▶ **Problem statement**
Copy each line containing the word "normally" from the records that follow, please.

▶ **Stored records**
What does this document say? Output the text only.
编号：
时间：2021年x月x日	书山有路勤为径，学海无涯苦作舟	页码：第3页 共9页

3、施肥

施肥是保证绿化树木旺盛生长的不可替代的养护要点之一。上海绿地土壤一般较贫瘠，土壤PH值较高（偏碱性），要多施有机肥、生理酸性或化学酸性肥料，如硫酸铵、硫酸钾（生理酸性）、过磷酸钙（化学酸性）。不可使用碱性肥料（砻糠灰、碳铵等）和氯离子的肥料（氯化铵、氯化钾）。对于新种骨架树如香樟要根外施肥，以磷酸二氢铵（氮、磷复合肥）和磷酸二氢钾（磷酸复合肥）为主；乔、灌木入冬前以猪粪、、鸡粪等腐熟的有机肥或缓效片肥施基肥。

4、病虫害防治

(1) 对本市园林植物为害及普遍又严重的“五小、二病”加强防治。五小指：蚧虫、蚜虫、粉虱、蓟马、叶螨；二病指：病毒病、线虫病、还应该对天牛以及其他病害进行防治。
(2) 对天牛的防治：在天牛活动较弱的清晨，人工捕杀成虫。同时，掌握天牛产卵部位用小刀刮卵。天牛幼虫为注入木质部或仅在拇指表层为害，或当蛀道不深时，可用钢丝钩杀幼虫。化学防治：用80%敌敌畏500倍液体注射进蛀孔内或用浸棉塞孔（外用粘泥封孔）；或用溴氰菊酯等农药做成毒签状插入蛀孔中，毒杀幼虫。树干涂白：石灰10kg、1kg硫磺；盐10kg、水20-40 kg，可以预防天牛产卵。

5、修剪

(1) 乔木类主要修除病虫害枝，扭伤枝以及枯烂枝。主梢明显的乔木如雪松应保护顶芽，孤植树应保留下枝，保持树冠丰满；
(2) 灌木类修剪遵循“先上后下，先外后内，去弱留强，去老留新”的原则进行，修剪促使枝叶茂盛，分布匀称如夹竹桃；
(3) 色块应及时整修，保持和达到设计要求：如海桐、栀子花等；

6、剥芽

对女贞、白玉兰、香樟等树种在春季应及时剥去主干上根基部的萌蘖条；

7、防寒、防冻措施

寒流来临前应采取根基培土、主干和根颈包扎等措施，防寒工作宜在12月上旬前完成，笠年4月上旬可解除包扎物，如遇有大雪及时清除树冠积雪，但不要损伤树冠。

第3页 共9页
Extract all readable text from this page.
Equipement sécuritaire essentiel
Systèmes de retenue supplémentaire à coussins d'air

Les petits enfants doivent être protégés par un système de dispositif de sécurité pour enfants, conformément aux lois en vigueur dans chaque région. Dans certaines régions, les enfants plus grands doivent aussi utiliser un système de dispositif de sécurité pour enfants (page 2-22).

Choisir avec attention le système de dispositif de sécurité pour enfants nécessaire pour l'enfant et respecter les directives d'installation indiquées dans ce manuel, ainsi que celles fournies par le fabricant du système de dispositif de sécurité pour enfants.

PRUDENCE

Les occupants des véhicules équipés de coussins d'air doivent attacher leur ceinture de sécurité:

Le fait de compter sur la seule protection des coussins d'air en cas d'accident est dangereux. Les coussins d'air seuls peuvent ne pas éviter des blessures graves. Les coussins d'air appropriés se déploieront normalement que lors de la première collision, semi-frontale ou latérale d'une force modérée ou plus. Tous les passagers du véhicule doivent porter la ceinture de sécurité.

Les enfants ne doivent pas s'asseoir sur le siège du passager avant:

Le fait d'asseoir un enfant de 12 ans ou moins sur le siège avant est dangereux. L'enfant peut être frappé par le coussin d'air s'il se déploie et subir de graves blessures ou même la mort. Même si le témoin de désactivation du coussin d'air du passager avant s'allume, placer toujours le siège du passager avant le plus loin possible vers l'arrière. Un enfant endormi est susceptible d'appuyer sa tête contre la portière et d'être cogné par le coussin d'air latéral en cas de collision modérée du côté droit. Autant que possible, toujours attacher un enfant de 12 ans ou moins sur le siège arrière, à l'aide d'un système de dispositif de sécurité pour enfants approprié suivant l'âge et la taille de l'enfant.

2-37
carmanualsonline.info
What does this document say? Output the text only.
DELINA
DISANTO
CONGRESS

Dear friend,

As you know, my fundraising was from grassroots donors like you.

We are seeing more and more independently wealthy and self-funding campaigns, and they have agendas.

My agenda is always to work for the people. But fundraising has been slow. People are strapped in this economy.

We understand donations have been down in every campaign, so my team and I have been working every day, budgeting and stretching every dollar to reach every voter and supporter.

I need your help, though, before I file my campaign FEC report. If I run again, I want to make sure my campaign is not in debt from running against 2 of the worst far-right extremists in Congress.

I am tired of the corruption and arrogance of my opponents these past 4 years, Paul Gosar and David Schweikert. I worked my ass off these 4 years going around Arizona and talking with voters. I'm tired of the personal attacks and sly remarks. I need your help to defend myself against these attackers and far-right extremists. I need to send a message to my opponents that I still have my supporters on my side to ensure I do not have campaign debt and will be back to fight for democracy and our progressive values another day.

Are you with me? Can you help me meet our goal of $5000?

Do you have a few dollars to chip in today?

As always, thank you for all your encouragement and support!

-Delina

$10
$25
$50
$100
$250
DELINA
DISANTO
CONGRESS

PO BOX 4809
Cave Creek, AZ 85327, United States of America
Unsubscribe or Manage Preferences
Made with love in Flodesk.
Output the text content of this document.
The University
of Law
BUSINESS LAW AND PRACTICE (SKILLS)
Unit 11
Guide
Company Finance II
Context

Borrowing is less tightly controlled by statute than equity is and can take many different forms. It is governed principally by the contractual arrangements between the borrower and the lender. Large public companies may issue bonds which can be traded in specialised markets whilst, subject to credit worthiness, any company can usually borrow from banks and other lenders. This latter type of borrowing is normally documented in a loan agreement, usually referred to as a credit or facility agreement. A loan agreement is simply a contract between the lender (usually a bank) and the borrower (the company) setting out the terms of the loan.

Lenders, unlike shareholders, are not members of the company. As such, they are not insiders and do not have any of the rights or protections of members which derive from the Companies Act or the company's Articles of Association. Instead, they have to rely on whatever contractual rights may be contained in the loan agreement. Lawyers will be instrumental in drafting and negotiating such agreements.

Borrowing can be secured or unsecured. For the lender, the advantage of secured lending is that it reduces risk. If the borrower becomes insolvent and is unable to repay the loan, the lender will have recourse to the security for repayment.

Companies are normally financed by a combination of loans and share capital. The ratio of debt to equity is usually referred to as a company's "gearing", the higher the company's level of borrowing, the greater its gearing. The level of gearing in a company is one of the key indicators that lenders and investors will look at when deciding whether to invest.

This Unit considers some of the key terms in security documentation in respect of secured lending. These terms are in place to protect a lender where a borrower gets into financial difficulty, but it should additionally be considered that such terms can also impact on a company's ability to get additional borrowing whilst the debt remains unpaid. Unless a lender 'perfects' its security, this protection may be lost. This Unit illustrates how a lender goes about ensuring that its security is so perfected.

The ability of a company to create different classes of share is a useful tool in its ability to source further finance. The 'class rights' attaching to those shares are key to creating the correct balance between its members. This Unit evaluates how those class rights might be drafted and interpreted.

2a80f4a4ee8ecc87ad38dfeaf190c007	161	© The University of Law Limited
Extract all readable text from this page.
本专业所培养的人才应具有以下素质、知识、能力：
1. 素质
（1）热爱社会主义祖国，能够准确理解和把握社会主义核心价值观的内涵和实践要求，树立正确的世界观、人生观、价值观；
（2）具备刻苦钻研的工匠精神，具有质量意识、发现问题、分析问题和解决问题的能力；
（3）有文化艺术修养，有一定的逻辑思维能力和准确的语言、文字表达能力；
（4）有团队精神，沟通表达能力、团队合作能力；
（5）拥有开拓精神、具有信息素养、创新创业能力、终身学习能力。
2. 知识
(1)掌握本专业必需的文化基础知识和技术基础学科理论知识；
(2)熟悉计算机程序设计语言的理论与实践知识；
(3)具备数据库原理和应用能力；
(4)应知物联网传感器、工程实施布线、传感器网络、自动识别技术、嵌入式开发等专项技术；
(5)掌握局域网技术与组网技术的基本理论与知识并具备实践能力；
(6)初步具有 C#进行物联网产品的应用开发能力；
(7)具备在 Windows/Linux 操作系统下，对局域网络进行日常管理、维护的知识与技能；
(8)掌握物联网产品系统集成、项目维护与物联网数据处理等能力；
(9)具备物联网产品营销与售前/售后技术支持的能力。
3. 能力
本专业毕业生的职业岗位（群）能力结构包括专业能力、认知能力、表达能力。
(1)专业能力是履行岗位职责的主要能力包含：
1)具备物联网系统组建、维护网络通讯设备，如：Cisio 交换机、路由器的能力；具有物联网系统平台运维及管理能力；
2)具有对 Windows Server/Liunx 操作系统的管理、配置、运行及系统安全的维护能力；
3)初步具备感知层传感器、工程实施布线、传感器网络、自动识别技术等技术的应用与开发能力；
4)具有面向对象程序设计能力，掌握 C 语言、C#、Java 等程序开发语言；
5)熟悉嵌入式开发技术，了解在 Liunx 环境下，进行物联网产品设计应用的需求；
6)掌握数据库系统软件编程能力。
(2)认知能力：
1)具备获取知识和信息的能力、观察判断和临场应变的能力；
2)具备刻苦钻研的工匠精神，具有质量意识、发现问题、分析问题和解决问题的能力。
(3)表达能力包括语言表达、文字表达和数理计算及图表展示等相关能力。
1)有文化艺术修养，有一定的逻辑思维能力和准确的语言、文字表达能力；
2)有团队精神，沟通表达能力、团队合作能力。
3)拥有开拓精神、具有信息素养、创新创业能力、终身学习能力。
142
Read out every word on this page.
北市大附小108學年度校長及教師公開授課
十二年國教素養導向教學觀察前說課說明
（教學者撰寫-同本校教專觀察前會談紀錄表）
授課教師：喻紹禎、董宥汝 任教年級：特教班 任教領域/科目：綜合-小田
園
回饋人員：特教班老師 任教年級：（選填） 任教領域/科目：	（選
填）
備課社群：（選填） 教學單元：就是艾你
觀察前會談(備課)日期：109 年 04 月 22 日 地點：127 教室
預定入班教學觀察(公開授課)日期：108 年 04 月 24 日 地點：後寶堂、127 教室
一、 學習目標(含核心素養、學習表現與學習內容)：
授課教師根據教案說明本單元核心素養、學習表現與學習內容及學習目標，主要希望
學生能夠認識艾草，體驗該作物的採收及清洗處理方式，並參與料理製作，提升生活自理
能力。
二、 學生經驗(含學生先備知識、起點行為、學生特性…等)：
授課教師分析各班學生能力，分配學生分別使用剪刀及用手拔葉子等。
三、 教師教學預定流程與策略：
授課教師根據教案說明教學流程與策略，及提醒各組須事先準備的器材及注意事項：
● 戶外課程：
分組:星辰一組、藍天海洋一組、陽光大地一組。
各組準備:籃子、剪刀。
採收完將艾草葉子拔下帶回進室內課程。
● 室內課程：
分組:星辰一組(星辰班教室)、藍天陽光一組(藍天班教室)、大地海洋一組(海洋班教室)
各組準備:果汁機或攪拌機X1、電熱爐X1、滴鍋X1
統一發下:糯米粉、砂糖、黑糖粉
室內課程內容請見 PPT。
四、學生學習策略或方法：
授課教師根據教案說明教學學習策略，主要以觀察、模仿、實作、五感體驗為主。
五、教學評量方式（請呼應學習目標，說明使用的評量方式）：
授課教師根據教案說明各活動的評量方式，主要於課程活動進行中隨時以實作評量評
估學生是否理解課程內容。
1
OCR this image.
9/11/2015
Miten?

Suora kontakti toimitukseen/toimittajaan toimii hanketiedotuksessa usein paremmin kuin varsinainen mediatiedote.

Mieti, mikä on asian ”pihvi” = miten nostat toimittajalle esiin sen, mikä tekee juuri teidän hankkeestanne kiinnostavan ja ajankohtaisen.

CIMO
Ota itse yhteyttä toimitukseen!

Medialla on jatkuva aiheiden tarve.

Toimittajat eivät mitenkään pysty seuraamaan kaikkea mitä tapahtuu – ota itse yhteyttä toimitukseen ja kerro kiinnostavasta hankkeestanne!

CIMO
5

▶ **Task answer**
Borrowing is less tightly controlled by statute than equity is and can take many different forms. It is governed principally by the contractual arrangements between the borrower and the lender. Large public companies may issue bonds which can be traded in specialised markets whilst, subject to credit worthiness, any company can usually borrow from banks and other lenders. This latter type of borrowing is normally documented in a loan agreement, usually referred to as a credit or facility agreement. A loan agreement is simply a contract between the lender (usually a bank) and the borrower (the company) setting out the terms of the loan.
Companies are normally financed by a combination of loans and share capital. The ratio of debt to equity is usually referred to as a company's "gearing", the higher the company's level of borrowing, the greater its gearing. The level of gearing in a company is one of the key indicators that lenders and investors will look at when deciding whether to invest.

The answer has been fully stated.